* Requirements: With the pictures left out, copy the listing below exactly.
▼
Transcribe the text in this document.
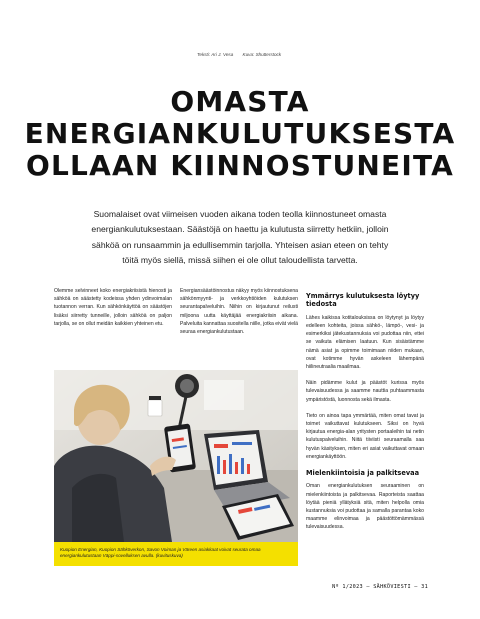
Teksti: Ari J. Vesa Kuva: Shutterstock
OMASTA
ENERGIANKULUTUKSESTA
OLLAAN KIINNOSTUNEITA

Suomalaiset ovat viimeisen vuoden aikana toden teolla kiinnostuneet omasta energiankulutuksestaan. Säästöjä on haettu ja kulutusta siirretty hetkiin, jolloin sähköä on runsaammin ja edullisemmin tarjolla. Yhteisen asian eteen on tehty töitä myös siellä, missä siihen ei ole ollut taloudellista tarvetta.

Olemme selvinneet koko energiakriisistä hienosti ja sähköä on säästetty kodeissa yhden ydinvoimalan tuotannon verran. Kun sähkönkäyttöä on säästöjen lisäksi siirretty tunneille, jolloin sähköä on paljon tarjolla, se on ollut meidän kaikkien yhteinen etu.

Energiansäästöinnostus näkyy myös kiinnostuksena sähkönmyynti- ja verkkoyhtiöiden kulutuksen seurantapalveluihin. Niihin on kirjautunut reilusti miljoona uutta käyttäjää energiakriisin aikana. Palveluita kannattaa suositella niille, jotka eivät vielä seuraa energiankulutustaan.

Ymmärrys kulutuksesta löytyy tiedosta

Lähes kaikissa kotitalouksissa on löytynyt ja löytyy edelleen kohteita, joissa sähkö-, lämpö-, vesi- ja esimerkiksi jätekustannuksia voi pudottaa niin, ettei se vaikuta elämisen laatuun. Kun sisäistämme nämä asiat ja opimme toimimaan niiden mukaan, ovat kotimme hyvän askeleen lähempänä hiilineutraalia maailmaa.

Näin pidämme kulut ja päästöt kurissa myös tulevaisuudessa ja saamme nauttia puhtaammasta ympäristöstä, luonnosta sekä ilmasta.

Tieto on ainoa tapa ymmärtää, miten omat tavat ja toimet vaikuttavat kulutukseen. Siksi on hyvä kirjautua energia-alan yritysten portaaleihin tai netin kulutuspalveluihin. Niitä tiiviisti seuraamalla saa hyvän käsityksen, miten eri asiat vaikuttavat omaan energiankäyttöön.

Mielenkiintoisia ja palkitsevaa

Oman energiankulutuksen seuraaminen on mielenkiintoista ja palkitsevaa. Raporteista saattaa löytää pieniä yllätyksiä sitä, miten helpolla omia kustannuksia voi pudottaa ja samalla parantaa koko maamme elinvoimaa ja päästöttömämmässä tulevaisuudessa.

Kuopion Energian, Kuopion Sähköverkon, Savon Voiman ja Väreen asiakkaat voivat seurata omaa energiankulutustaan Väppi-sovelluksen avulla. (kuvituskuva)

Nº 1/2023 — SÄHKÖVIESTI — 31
▲
* Result for this task:
Transcribe the text in this document.
Teksti: Ari J. Vesa Kuva: Shutterstock
OMASTA
ENERGIANKULUTUKSESTA
OLLAAN KIINNOSTUNEITA

Suomalaiset ovat viimeisen vuoden aikana toden teolla kiinnostuneet omasta energiankulutuksestaan. Säästöjä on haettu ja kulutusta siirretty hetkiin, jolloin sähköä on runsaammin ja edullisemmin tarjolla. Yhteisen asian eteen on tehty töitä myös siellä, missä siihen ei ole ollut taloudellista tarvetta.

Olemme selvinneet koko energiakriisistä hienosti ja sähköä on säästetty kodeissa yhden ydinvoimalan tuotannon verran. Kun sähkönkäyttöä on säästöjen lisäksi siirretty tunneille, jolloin sähköä on paljon tarjolla, se on ollut meidän kaikkien yhteinen etu.

Energiansäästöinnostus näkyy myös kiinnostuksena sähkönmyynti- ja verkkoyhtiöiden kulutuksen seurantapalveluihin. Niihin on kirjautunut reilusti miljoona uutta käyttäjää energiakriisin aikana. Palveluita kannattaa suositella niille, jotka eivät vielä seuraa energiankulutustaan.

Ymmärrys kulutuksesta löytyy tiedosta

Lähes kaikissa kotitalouksissa on löytynyt ja löytyy edelleen kohteita, joissa sähkö-, lämpö-, vesi- ja esimerkiksi jätekustannuksia voi pudottaa niin, ettei se vaikuta elämisen laatuun. Kun sisäistämme nämä asiat ja opimme toimimaan niiden mukaan, ovat kotimme hyvän askeleen lähempänä hiilineutraalia maailmaa.

Näin pidämme kulut ja päästöt kurissa myös tulevaisuudessa ja saamme nauttia puhtaammasta ympäristöstä, luonnosta sekä ilmasta.

Tieto on ainoa tapa ymmärtää, miten omat tavat ja toimet vaikuttavat kulutukseen. Siksi on hyvä kirjautua energia-alan yritysten portaaleihin tai netin kulutuspalveluihin. Niitä tiiviisti seuraamalla saa hyvän käsityksen, miten eri asiat vaikuttavat omaan energiankäyttöön.

Mielenkiintoisia ja palkitsevaa

Oman energiankulutuksen seuraaminen on mielenkiintoista ja palkitsevaa. Raporteista saattaa löytää pieniä yllätyksiä sitä, miten helpolla omia kustannuksia voi pudottaa ja samalla parantaa koko maamme elinvoimaa ja päästöttömämmässä tulevaisuudessa.

Kuopion Energian, Kuopion Sähköverkon, Savon Voiman ja Väreen asiakkaat voivat seurata omaa energiankulutustaan Väppi-sovelluksen avulla. (kuvituskuva)

Nº 1/2023 — SÄHKÖVIESTI — 31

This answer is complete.